My heart fills for him. I can see him as a young man trying to make a living for himself, attempting to work with his resources and make a life of what he has. He may have been dead for a few years due to alcoholism but today, Teddy is very much alive.
He mentions the changes that will happen for the people we serve tomorrow. An 80+ year old couple in the canyon who will have light for the first time. He mentions that tomorrow we will help change lives, a people’s outlook and the ability to see in to the night. We all take in his words and start to end our evening with anticipation of the next day. While we review our vocabulary words in Dineh, he assists us with our pronunciation. We are going to be able to greet our new friends tomorrow.
I wake up to the smell of fresh brewing coffee and sausage patties on the grill. I hear a few Rotarians scampering about and offering assistance to our camp cook/host Shari. The normal noise of people gathering and sharing thoughts on the day. People are eager to be informed of their install locations and make things happen. I gently unzipped my sleeping bag and noticed a tangerine sunrise coming through the windows of the Chapter house. Would we have sun today? The cracking of eggs, sausage grilling, with coffee cups filled, we all gathered for breakfast and paid attention to the review of our schedule, the caravan instructions and who our guides were going to be.
We reviewed our tool kits, received information on the installations and who would be inside and outside team members. Once we were informed, I excused myself, put on several top layers, put my arms through my favorite jean jacket, put on some cozy socks and my tennis shoes. I grabbed my raincoat and my warm hat before loading up. We climbed in to our vehicles and the rain clouds smothered that warm sun that was fighting for exposure an hour earlier. We were in for a wet day.

## [What you have to do]
From the account of the volunteer trip, copy out the stretch from "I wake up to" through "going to be.". The listing below comes from a separate source.

## [Element location listings]
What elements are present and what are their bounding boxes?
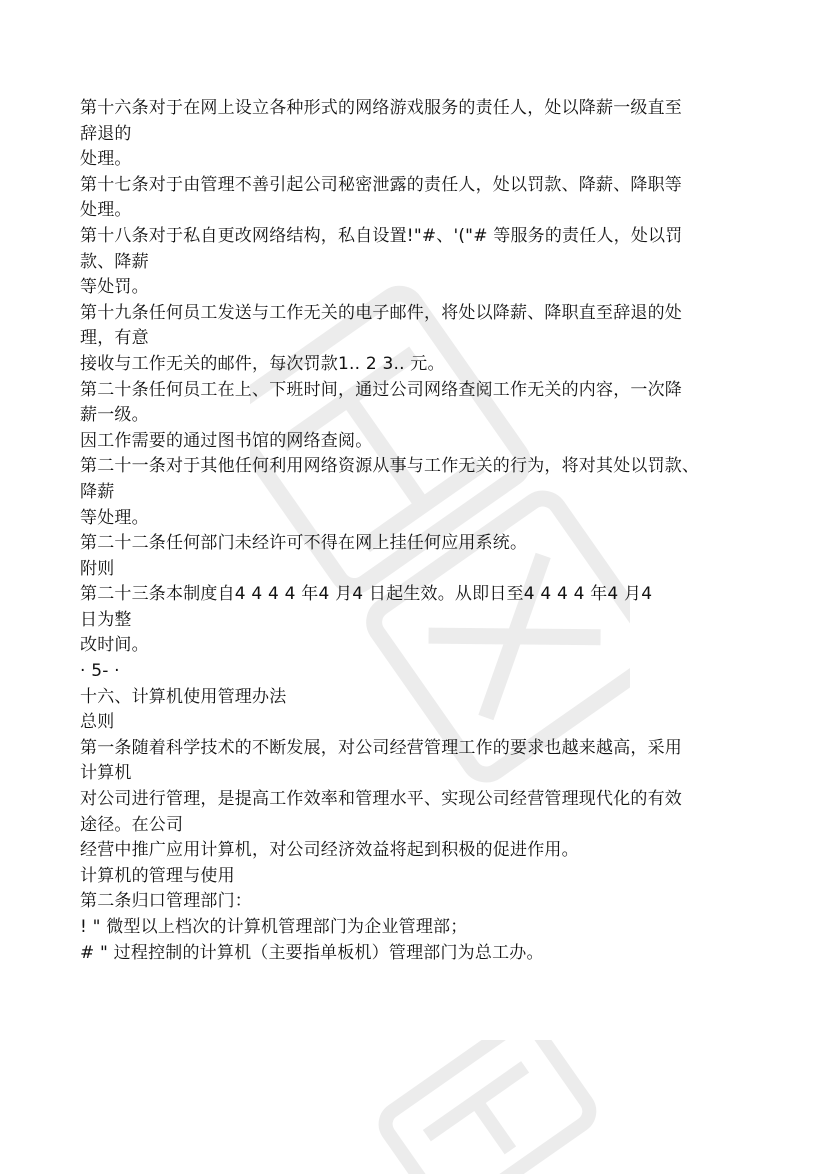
- text-line: 接收与工作无关的邮件，每次罚款1.. 2 3.. 元。: [80, 353, 445, 374]
- text-line: 第二条归口管理部门：: [80, 891, 252, 912]
- text-line: 第二十二条任何部门未经许可不得在网上挂任何应用系统。: [80, 533, 528, 554]
- text-line: 第十八条对于私自更改网络结构，私自设置!"#、'("# 等服务的责任人，处以罚: [80, 225, 683, 246]
- text-line: 款、降薪: [80, 251, 149, 272]
- text-line: 等处罚。: [80, 277, 149, 298]
- text-line: 辞退的: [80, 123, 132, 144]
- page-number: · 5- ·: [80, 661, 120, 682]
- text-line: 日为整: [80, 609, 132, 630]
- section-heading: 计算机的管理与使用: [80, 865, 235, 886]
- section-heading: 总则: [80, 712, 115, 733]
- text-line: 途径。在公司: [80, 814, 184, 835]
- document-body: [80, 96, 780, 966]
- section-heading: 附则: [80, 558, 115, 579]
- text-line: 薪一级。: [80, 405, 149, 426]
- text-line: 改时间。: [80, 635, 149, 656]
- text-line: 第十七条对于由管理不善引起公司秘密泄露的责任人，处以罚款、降薪、降职等: [80, 174, 682, 195]
- watermark-graphic-bottom: [330, 1040, 630, 1174]
- text-line: # " 过程控制的计算机（主要指单板机）管理部门为总工办。: [80, 942, 544, 963]
- text-line: 因工作需要的通过图书馆的网络查阅。: [80, 430, 373, 451]
- text-line: 第二十一条对于其他任何利用网络资源从事与工作无关的行为，将对其处以罚款、: [80, 456, 700, 477]
- text-line: 对公司进行管理，是提高工作效率和管理水平、实现公司经营管理现代化的有效: [80, 789, 682, 810]
- chapter-title: 十六、计算机使用管理办法: [80, 686, 287, 707]
- text-line: 经营中推广应用计算机，对公司经济效益将起到积极的促进作用。: [80, 840, 579, 861]
- text-line: 第二十三条本制度自4 4 4 4 年4 月4 日起生效。从即日至4 4 4 4 年4 月4: [80, 584, 653, 605]
- text-line: 理，有意: [80, 328, 149, 349]
- text-line: 降薪: [80, 481, 115, 502]
- text-line: 第十九条任何员工发送与工作无关的电子邮件，将处以降薪、降职直至辞退的处: [80, 302, 682, 323]
- text-line: 第一条随着科学技术的不断发展，对公司经营管理工作的要求也越来越高，采用: [80, 737, 682, 758]
- text-line: 第十六条对于在网上设立各种形式的网络游戏服务的责任人，处以降薪一级直至: [80, 98, 682, 118]
- text-line: 处理。: [80, 149, 132, 170]
- text-line: 计算机: [80, 763, 132, 784]
- text-line: 处理。: [80, 200, 132, 221]
- text-line: 第二十条任何员工在上、下班时间，通过公司网络查阅工作无关的内容，一次降: [80, 379, 682, 400]
- text-line: ! " 微型以上档次的计算机管理部门为企业管理部；: [80, 917, 468, 937]
- text-line: 等处理。: [80, 507, 149, 528]
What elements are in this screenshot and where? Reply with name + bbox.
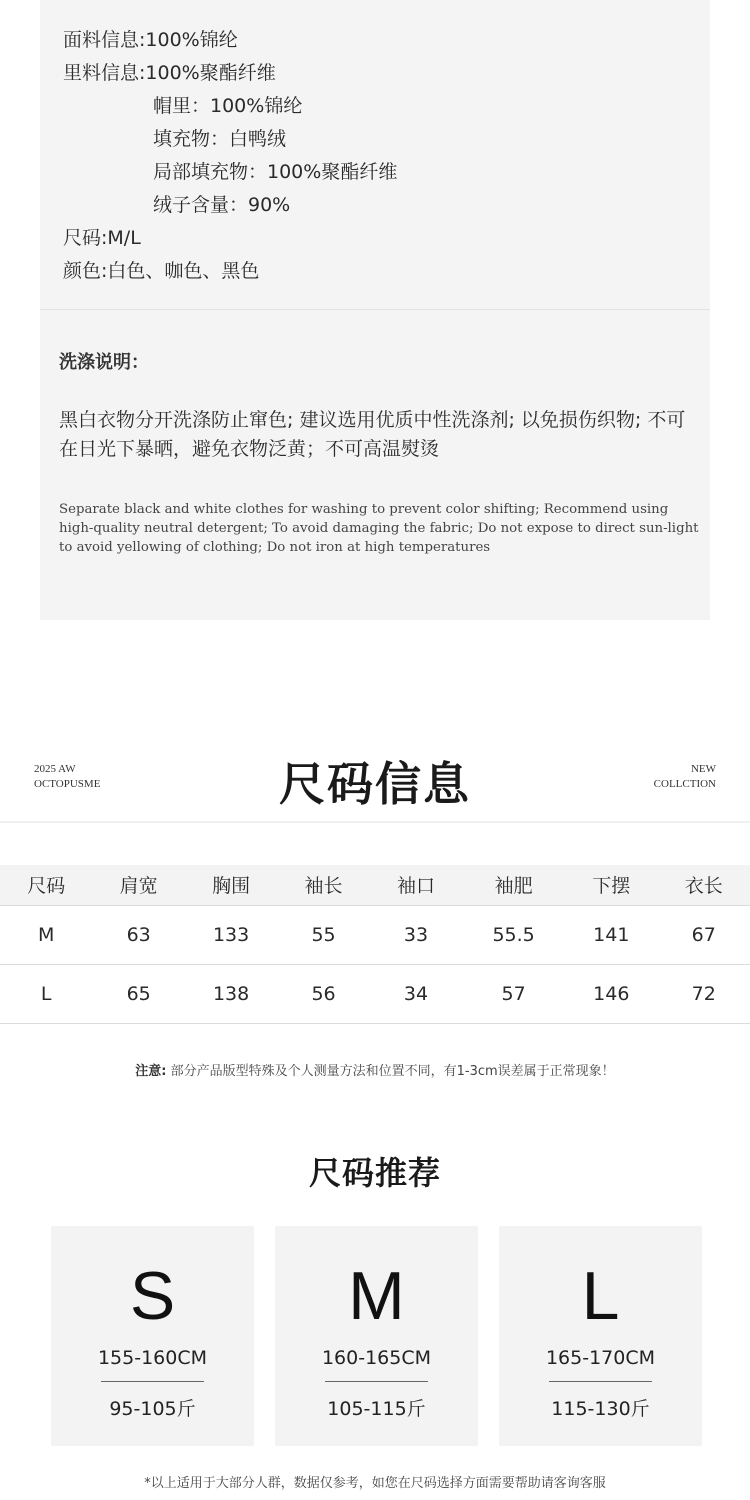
- table-cell: 138: [212, 982, 250, 1005]
- height-range: 155-160CM: [97, 1347, 208, 1369]
- size-card-l: [499, 1226, 702, 1446]
- measurement-note: [0, 1060, 750, 1079]
- card-divider: [40, 309, 710, 310]
- weight-range: 115-130斤: [551, 1398, 650, 1420]
- card-divider: [549, 1381, 652, 1382]
- height-range: 160-165CM: [321, 1347, 432, 1369]
- size-card-s: [51, 1226, 254, 1446]
- column-header: 袖口: [396, 875, 435, 898]
- season-label: 2025 AW: [34, 763, 76, 775]
- size-table: [0, 865, 750, 1024]
- table-cell: 55: [311, 923, 336, 946]
- height-range: 165-170CM: [545, 1347, 656, 1369]
- washing-title: 洗涤说明：: [59, 352, 149, 373]
- recommendation-footnote: *以上适用于大部分人群，数据仅参考，如您在尺码选择方面需要帮助请客询客服: [144, 1476, 606, 1491]
- table-cell: 146: [593, 982, 630, 1005]
- table-cell: 72: [691, 982, 716, 1005]
- material-card: [40, 0, 710, 620]
- column-header: 袖长: [304, 875, 343, 898]
- column-header: 袖肥: [494, 875, 533, 898]
- table-row: [0, 905, 750, 964]
- spec-row: 面料信息:100%锦纶: [63, 29, 238, 51]
- brand-tag-right: [654, 762, 716, 792]
- note-text: 部分产品版型特殊及个人测量方法和位置不同，有1-3cm误差属于正常现象！: [170, 1064, 615, 1079]
- table-cell: 65: [126, 982, 151, 1005]
- table-cell: 34: [403, 982, 429, 1005]
- material-spec-list: [63, 24, 397, 288]
- brand-name: OCTOPUSME: [34, 778, 101, 790]
- table-cell: M: [38, 923, 55, 946]
- spec-row: 颜色:白色、咖色、黑色: [63, 260, 260, 282]
- table-header-row: [0, 865, 750, 905]
- column-header: 胸围: [212, 875, 251, 898]
- column-header: 肩宽: [119, 875, 158, 898]
- column-header: 尺码: [27, 875, 66, 898]
- weight-range: 105-115斤: [327, 1398, 426, 1420]
- size-letter: S: [129, 1258, 176, 1334]
- washing-instructions-cn: 黑白衣物分开洗涤防止窜色; 建议选用优质中性洗涤剂; 以免损伤织物; 不可在日光下暴晒，避免衣物泛黄；不可高温熨烫: [59, 409, 686, 460]
- washing-instructions-en: Separate black and white clothes for washing to prevent color shifting; Recommend using high-quality neutral detergent; To avoid damaging the fabric; Do not expose to direct sun-light to avoid yellowing of clothing; Do not iron at high temperatures: [59, 502, 699, 555]
- spec-row: 帽里：100%锦纶: [153, 95, 303, 117]
- card-divider: [101, 1381, 204, 1382]
- spec-row: 局部填充物：100%聚酯纤维: [153, 161, 398, 183]
- size-letter: L: [581, 1258, 620, 1334]
- table-cell: 56: [311, 982, 336, 1005]
- collection-label: COLLCTION: [653, 778, 716, 790]
- table-cell: 57: [501, 982, 526, 1005]
- size-letter: M: [348, 1258, 405, 1334]
- table-cell: 33: [403, 923, 429, 946]
- table-cell: L: [40, 982, 52, 1005]
- table-row: [0, 964, 750, 1023]
- header-divider: [0, 821, 750, 823]
- column-header: 衣长: [684, 875, 723, 898]
- size-card-m: [275, 1226, 478, 1446]
- table-cell: 67: [691, 923, 716, 946]
- new-label: NEW: [690, 763, 716, 775]
- column-header: 下摆: [592, 875, 631, 898]
- note-label: 注意:: [135, 1064, 167, 1079]
- weight-range: 95-105斤: [109, 1398, 196, 1420]
- table-cell: 63: [126, 923, 151, 946]
- spec-row: 绒子含量：90%: [153, 194, 291, 216]
- size-info-title: 尺码信息: [279, 757, 471, 811]
- size-recommendation-title: 尺码推荐: [308, 1154, 441, 1192]
- card-divider: [325, 1381, 428, 1382]
- table-cell: 133: [212, 923, 250, 946]
- spec-row: 里料信息:100%聚酯纤维: [63, 62, 276, 84]
- spec-row: 尺码:M/L: [63, 227, 141, 249]
- spec-row: 填充物：白鸭绒: [153, 128, 287, 150]
- table-cell: 55.5: [492, 923, 535, 946]
- table-cell: 141: [593, 923, 630, 946]
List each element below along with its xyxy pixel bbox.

## [Expected answer]
I wake up to the smell of fresh brewing coffee and sausage patties on the grill. I hear a few Rotarians scampering about and offering assistance to our camp cook/host Shari. The normal noise of people gathering and sharing thoughts on the day. People are eager to be informed of their install locations and make things happen. I gently unzipped my sleeping bag and noticed a tangerine sunrise coming through the windows of the Chapter house. Would we have sun today? The cracking of eggs, sausage grilling, with coffee cups filled, we all gathered for breakfast and paid attention to the review of our schedule, the caravan instructions and who our guides were going to be.